◆ Aim
The records below are made of lines; count those holding the word "transform" and give the number only.

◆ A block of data

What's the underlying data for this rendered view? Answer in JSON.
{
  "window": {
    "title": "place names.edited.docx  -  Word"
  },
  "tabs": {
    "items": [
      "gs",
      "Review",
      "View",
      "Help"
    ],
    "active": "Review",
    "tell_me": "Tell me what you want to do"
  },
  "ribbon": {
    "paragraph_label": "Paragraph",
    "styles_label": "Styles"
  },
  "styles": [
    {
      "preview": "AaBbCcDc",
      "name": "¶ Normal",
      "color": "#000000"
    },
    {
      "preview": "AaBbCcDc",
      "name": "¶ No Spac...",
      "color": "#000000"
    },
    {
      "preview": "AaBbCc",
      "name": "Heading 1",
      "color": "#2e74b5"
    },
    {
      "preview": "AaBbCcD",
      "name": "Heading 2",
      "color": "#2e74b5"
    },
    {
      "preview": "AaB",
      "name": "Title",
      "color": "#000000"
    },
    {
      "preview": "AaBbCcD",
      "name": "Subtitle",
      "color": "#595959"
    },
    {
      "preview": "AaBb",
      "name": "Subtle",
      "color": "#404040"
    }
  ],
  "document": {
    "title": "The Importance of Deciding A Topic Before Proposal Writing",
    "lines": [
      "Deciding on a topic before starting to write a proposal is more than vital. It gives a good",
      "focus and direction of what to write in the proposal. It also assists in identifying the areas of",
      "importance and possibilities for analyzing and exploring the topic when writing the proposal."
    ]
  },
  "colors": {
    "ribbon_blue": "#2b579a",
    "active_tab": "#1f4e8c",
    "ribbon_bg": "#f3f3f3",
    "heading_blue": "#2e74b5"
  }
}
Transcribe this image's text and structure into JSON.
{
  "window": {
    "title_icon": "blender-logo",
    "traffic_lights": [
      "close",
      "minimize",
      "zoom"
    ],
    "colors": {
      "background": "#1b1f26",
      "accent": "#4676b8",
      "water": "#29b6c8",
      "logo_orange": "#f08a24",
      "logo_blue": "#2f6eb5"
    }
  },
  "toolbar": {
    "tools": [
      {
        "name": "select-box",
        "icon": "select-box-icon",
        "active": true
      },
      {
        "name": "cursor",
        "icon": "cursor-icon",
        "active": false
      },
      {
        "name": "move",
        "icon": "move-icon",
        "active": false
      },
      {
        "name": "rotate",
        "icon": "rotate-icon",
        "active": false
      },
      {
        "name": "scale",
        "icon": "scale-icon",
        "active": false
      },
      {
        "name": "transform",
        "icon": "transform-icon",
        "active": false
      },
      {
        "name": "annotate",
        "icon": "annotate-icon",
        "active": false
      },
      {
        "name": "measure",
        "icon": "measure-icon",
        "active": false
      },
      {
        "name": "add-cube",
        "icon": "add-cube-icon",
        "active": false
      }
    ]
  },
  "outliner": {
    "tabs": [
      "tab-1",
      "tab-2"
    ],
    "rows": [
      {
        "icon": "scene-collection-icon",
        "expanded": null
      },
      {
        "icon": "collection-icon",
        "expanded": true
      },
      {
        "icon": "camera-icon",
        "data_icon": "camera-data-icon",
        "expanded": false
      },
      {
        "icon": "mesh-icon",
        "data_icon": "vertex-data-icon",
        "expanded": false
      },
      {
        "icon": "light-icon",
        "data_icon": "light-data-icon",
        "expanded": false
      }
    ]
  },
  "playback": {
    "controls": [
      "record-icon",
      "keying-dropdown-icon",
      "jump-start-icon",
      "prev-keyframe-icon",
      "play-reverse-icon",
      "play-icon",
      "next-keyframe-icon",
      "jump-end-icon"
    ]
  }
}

◆ Result
2